The task:
Restate the entries word for word, omitting nothing.

***** Information shown *****

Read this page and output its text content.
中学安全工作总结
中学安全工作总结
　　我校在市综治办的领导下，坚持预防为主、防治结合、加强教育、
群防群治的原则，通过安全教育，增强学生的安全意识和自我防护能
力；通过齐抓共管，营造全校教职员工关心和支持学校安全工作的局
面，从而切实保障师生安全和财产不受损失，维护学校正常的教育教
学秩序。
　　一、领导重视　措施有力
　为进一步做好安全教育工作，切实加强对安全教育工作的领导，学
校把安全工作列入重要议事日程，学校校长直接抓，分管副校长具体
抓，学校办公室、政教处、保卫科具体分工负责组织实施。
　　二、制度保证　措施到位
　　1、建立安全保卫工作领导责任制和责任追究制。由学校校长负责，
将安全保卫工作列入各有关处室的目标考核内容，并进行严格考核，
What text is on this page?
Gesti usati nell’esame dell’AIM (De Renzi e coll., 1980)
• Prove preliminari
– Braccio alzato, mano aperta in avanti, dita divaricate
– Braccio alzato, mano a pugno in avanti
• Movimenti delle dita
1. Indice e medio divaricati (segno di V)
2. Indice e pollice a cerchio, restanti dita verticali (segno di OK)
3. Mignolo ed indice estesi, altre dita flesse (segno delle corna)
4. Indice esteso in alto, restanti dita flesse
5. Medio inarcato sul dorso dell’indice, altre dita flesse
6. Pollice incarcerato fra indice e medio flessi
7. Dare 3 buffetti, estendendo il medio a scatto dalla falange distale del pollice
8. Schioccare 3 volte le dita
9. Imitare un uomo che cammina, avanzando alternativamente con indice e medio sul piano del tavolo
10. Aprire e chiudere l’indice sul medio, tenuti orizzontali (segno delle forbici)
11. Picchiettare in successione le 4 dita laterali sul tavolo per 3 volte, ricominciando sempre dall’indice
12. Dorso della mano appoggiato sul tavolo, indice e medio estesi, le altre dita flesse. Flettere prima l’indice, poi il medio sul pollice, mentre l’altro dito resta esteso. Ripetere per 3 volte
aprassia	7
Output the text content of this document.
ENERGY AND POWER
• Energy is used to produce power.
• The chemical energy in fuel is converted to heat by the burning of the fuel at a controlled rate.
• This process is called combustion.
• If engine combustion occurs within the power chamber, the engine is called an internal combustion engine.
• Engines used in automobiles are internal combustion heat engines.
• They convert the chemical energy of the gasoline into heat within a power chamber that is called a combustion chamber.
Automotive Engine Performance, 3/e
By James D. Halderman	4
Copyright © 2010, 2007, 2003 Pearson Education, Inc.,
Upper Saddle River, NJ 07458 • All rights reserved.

*****

Complete response:
Read this page and output its text content.
中学安全工作总结
中学安全工作总结
　　我校在市综治办的领导下，坚持预防为主、防治结合、加强教育、
群防群治的原则，通过安全教育，增强学生的安全意识和自我防护能
力；通过齐抓共管，营造全校教职员工关心和支持学校安全工作的局
面，从而切实保障师生安全和财产不受损失，维护学校正常的教育教
学秩序。
　　一、领导重视　措施有力
　为进一步做好安全教育工作，切实加强对安全教育工作的领导，学
校把安全工作列入重要议事日程，学校校长直接抓，分管副校长具体
抓，学校办公室、政教处、保卫科具体分工负责组织实施。
　　二、制度保证　措施到位
　　1、建立安全保卫工作领导责任制和责任追究制。由学校校长负责，
将安全保卫工作列入各有关处室的目标考核内容，并进行严格考核，
What text is on this page?
Gesti usati nell’esame dell’AIM (De Renzi e coll., 1980)
• Prove preliminari
– Braccio alzato, mano aperta in avanti, dita divaricate
– Braccio alzato, mano a pugno in avanti
• Movimenti delle dita
1. Indice e medio divaricati (segno di V)
2. Indice e pollice a cerchio, restanti dita verticali (segno di OK)
3. Mignolo ed indice estesi, altre dita flesse (segno delle corna)
4. Indice esteso in alto, restanti dita flesse
5. Medio inarcato sul dorso dell’indice, altre dita flesse
6. Pollice incarcerato fra indice e medio flessi
7. Dare 3 buffetti, estendendo il medio a scatto dalla falange distale del pollice
8. Schioccare 3 volte le dita
9. Imitare un uomo che cammina, avanzando alternativamente con indice e medio sul piano del tavolo
10. Aprire e chiudere l’indice sul medio, tenuti orizzontali (segno delle forbici)
11. Picchiettare in successione le 4 dita laterali sul tavolo per 3 volte, ricominciando sempre dall’indice
12. Dorso della mano appoggiato sul tavolo, indice e medio estesi, le altre dita flesse. Flettere prima l’indice, poi il medio sul pollice, mentre l’altro dito resta esteso. Ripetere per 3 volte
aprassia	7
Output the text content of this document.
ENERGY AND POWER
• Energy is used to produce power.
• The chemical energy in fuel is converted to heat by the burning of the fuel at a controlled rate.
• This process is called combustion.
• If engine combustion occurs within the power chamber, the engine is called an internal combustion engine.
• Engines used in automobiles are internal combustion heat engines.
• They convert the chemical energy of the gasoline into heat within a power chamber that is called a combustion chamber.
Automotive Engine Performance, 3/e
By James D. Halderman	4
Copyright © 2010, 2007, 2003 Pearson Education, Inc.,
Upper Saddle River, NJ 07458 • All rights reserved.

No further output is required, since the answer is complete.